# WHAT IS NEEDED
Extract every line of the material below and reproduce it faithfully.

# DATASET CONTENT
◆ ◆ ◆ ◆

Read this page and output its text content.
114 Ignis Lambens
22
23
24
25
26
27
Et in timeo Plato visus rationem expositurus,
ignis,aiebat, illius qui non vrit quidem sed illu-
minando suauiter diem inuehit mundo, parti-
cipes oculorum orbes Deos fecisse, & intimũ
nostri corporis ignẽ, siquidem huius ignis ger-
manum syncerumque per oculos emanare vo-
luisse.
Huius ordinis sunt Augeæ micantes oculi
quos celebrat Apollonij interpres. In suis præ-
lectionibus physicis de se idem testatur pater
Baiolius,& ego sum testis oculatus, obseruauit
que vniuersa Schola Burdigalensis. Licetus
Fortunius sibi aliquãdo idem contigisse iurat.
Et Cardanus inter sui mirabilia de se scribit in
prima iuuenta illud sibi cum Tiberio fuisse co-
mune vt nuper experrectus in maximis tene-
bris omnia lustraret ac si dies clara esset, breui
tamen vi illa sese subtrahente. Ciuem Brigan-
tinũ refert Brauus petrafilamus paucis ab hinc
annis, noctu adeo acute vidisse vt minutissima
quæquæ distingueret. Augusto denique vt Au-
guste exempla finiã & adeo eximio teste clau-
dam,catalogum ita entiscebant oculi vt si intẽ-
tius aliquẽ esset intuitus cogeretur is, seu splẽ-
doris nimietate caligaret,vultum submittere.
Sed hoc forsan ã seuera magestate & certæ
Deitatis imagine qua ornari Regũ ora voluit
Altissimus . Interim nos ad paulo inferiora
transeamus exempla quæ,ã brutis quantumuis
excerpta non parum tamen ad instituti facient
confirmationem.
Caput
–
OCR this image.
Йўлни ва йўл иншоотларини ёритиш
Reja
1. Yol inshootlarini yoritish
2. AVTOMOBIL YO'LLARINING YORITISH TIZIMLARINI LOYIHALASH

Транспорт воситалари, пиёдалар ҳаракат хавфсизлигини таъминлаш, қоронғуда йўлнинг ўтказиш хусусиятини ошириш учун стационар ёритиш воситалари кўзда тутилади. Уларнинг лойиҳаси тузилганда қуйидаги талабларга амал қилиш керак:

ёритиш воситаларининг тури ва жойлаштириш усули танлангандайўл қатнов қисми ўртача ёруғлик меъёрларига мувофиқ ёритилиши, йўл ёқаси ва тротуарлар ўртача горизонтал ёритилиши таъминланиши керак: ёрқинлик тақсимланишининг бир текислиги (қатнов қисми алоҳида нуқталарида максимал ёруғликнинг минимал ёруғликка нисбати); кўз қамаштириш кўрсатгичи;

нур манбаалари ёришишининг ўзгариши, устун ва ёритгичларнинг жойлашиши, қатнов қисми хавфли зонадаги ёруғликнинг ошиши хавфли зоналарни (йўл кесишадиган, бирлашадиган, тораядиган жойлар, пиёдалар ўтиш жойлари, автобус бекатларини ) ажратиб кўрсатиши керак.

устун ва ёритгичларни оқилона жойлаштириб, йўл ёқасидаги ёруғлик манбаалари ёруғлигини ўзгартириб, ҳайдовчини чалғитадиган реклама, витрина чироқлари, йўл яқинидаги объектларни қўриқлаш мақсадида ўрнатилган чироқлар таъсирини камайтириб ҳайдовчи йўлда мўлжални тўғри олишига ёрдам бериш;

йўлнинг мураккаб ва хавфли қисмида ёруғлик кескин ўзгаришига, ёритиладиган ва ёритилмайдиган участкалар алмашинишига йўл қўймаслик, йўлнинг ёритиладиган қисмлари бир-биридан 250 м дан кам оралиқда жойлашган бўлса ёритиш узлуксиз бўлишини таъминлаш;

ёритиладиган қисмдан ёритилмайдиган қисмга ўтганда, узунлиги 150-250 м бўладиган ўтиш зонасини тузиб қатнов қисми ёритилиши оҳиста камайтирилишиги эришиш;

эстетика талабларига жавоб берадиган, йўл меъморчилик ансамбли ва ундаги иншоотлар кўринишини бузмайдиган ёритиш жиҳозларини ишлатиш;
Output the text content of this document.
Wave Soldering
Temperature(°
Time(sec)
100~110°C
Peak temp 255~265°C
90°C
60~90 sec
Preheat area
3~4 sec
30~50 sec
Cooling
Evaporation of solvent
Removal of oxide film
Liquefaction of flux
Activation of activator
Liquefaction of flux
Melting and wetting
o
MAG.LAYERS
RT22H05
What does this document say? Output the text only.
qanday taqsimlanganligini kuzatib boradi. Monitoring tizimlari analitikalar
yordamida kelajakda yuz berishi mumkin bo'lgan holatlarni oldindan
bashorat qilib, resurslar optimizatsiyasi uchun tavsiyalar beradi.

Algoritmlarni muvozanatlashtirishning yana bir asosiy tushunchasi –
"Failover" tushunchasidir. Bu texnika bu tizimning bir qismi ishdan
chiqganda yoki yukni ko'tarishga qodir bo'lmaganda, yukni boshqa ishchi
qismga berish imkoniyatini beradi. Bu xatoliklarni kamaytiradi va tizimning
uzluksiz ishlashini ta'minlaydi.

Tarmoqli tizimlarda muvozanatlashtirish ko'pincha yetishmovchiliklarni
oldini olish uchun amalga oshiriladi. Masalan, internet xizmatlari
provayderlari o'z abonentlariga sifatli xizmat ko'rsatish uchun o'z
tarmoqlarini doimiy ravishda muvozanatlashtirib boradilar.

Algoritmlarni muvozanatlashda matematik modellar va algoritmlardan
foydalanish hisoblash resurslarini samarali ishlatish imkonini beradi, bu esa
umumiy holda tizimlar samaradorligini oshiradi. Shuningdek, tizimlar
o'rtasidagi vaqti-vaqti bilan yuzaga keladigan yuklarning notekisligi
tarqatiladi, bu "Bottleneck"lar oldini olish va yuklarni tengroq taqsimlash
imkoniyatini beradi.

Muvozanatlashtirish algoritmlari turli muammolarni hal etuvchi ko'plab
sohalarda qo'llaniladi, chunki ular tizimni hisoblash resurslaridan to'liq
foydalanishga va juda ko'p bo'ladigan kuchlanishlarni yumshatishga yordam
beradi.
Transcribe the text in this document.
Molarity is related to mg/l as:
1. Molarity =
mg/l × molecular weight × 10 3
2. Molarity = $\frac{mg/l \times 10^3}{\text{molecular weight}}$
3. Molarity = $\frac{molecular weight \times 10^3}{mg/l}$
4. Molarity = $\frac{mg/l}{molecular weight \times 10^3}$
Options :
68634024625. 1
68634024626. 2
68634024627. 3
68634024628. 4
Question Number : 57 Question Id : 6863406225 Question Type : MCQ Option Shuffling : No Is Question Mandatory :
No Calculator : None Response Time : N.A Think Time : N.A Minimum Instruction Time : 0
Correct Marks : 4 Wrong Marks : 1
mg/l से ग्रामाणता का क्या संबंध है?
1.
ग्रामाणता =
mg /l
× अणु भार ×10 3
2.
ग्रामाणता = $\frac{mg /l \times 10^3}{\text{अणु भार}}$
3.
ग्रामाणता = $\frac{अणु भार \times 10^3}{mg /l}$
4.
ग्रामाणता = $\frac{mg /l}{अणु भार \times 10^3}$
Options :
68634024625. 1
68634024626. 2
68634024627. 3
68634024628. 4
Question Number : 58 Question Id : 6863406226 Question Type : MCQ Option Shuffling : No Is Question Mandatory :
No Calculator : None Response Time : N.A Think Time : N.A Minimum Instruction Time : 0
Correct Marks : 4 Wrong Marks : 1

◆ ◆ ◆ ◆

# TASK RESULT
Read this page and output its text content.
114 Ignis Lambens
22
23
24
25
26
27
Et in timeo Plato visus rationem expositurus,
ignis,aiebat, illius qui non vrit quidem sed illu-
minando suauiter diem inuehit mundo, parti-
cipes oculorum orbes Deos fecisse, & intimũ
nostri corporis ignẽ, siquidem huius ignis ger-
manum syncerumque per oculos emanare vo-
luisse.
Huius ordinis sunt Augeæ micantes oculi
quos celebrat Apollonij interpres. In suis præ-
lectionibus physicis de se idem testatur pater
Baiolius,& ego sum testis oculatus, obseruauit
que vniuersa Schola Burdigalensis. Licetus
Fortunius sibi aliquãdo idem contigisse iurat.
Et Cardanus inter sui mirabilia de se scribit in
prima iuuenta illud sibi cum Tiberio fuisse co-
mune vt nuper experrectus in maximis tene-
bris omnia lustraret ac si dies clara esset, breui
tamen vi illa sese subtrahente. Ciuem Brigan-
tinũ refert Brauus petrafilamus paucis ab hinc
annis, noctu adeo acute vidisse vt minutissima
quæquæ distingueret. Augusto denique vt Au-
guste exempla finiã & adeo eximio teste clau-
dam,catalogum ita entiscebant oculi vt si intẽ-
tius aliquẽ esset intuitus cogeretur is, seu splẽ-
doris nimietate caligaret,vultum submittere.
Sed hoc forsan ã seuera magestate & certæ
Deitatis imagine qua ornari Regũ ora voluit
Altissimus . Interim nos ad paulo inferiora
transeamus exempla quæ,ã brutis quantumuis
excerpta non parum tamen ad instituti facient
confirmationem.
Caput
–
OCR this image.
Йўлни ва йўл иншоотларини ёритиш
Reja
1. Yol inshootlarini yoritish
2. AVTOMOBIL YO'LLARINING YORITISH TIZIMLARINI LOYIHALASH

Транспорт воситалари, пиёдалар ҳаракат хавфсизлигини таъминлаш, қоронғуда йўлнинг ўтказиш хусусиятини ошириш учун стационар ёритиш воситалари кўзда тутилади. Уларнинг лойиҳаси тузилганда қуйидаги талабларга амал қилиш керак:

ёритиш воситаларининг тури ва жойлаштириш усули танлангандайўл қатнов қисми ўртача ёруғлик меъёрларига мувофиқ ёритилиши, йўл ёқаси ва тротуарлар ўртача горизонтал ёритилиши таъминланиши керак: ёрқинлик тақсимланишининг бир текислиги (қатнов қисми алоҳида нуқталарида максимал ёруғликнинг минимал ёруғликка нисбати); кўз қамаштириш кўрсатгичи;

нур манбаалари ёришишининг ўзгариши, устун ва ёритгичларнинг жойлашиши, қатнов қисми хавфли зонадаги ёруғликнинг ошиши хавфли зоналарни (йўл кесишадиган, бирлашадиган, тораядиган жойлар, пиёдалар ўтиш жойлари, автобус бекатларини ) ажратиб кўрсатиши керак.

устун ва ёритгичларни оқилона жойлаштириб, йўл ёқасидаги ёруғлик манбаалари ёруғлигини ўзгартириб, ҳайдовчини чалғитадиган реклама, витрина чироқлари, йўл яқинидаги объектларни қўриқлаш мақсадида ўрнатилган чироқлар таъсирини камайтириб ҳайдовчи йўлда мўлжални тўғри олишига ёрдам бериш;

йўлнинг мураккаб ва хавфли қисмида ёруғлик кескин ўзгаришига, ёритиладиган ва ёритилмайдиган участкалар алмашинишига йўл қўймаслик, йўлнинг ёритиладиган қисмлари бир-биридан 250 м дан кам оралиқда жойлашган бўлса ёритиш узлуксиз бўлишини таъминлаш;

ёритиладиган қисмдан ёритилмайдиган қисмга ўтганда, узунлиги 150-250 м бўладиган ўтиш зонасини тузиб қатнов қисми ёритилиши оҳиста камайтирилишиги эришиш;

эстетика талабларига жавоб берадиган, йўл меъморчилик ансамбли ва ундаги иншоотлар кўринишини бузмайдиган ёритиш жиҳозларини ишлатиш;
Output the text content of this document.
Wave Soldering
Temperature(°
Time(sec)
100~110°C
Peak temp 255~265°C
90°C
60~90 sec
Preheat area
3~4 sec
30~50 sec
Cooling
Evaporation of solvent
Removal of oxide film
Liquefaction of flux
Activation of activator
Liquefaction of flux
Melting and wetting
o
MAG.LAYERS
RT22H05
What does this document say? Output the text only.
qanday taqsimlanganligini kuzatib boradi. Monitoring tizimlari analitikalar
yordamida kelajakda yuz berishi mumkin bo'lgan holatlarni oldindan
bashorat qilib, resurslar optimizatsiyasi uchun tavsiyalar beradi.

Algoritmlarni muvozanatlashtirishning yana bir asosiy tushunchasi –
"Failover" tushunchasidir. Bu texnika bu tizimning bir qismi ishdan
chiqganda yoki yukni ko'tarishga qodir bo'lmaganda, yukni boshqa ishchi
qismga berish imkoniyatini beradi. Bu xatoliklarni kamaytiradi va tizimning
uzluksiz ishlashini ta'minlaydi.

Tarmoqli tizimlarda muvozanatlashtirish ko'pincha yetishmovchiliklarni
oldini olish uchun amalga oshiriladi. Masalan, internet xizmatlari
provayderlari o'z abonentlariga sifatli xizmat ko'rsatish uchun o'z
tarmoqlarini doimiy ravishda muvozanatlashtirib boradilar.

Algoritmlarni muvozanatlashda matematik modellar va algoritmlardan
foydalanish hisoblash resurslarini samarali ishlatish imkonini beradi, bu esa
umumiy holda tizimlar samaradorligini oshiradi. Shuningdek, tizimlar
o'rtasidagi vaqti-vaqti bilan yuzaga keladigan yuklarning notekisligi
tarqatiladi, bu "Bottleneck"lar oldini olish va yuklarni tengroq taqsimlash
imkoniyatini beradi.

Muvozanatlashtirish algoritmlari turli muammolarni hal etuvchi ko'plab
sohalarda qo'llaniladi, chunki ular tizimni hisoblash resurslaridan to'liq
foydalanishga va juda ko'p bo'ladigan kuchlanishlarni yumshatishga yordam
beradi.
Transcribe the text in this document.
Molarity is related to mg/l as:
1. Molarity =
mg/l × molecular weight × 10 3
2. Molarity = $\frac{mg/l \times 10^3}{\text{molecular weight}}$
3. Molarity = $\frac{molecular weight \times 10^3}{mg/l}$
4. Molarity = $\frac{mg/l}{molecular weight \times 10^3}$
Options :
68634024625. 1
68634024626. 2
68634024627. 3
68634024628. 4
Question Number : 57 Question Id : 6863406225 Question Type : MCQ Option Shuffling : No Is Question Mandatory :
No Calculator : None Response Time : N.A Think Time : N.A Minimum Instruction Time : 0
Correct Marks : 4 Wrong Marks : 1
mg/l से ग्रामाणता का क्या संबंध है?
1.
ग्रामाणता =
mg /l
× अणु भार ×10 3
2.
ग्रामाणता = $\frac{mg /l \times 10^3}{\text{अणु भार}}$
3.
ग्रामाणता = $\frac{अणु भार \times 10^3}{mg /l}$
4.
ग्रामाणता = $\frac{mg /l}{अणु भार \times 10^3}$
Options :
68634024625. 1
68634024626. 2
68634024627. 3
68634024628. 4
Question Number : 58 Question Id : 6863406226 Question Type : MCQ Option Shuffling : No Is Question Mandatory :
No Calculator : None Response Time : N.A Think Time : N.A Minimum Instruction Time : 0
Correct Marks : 4 Wrong Marks : 1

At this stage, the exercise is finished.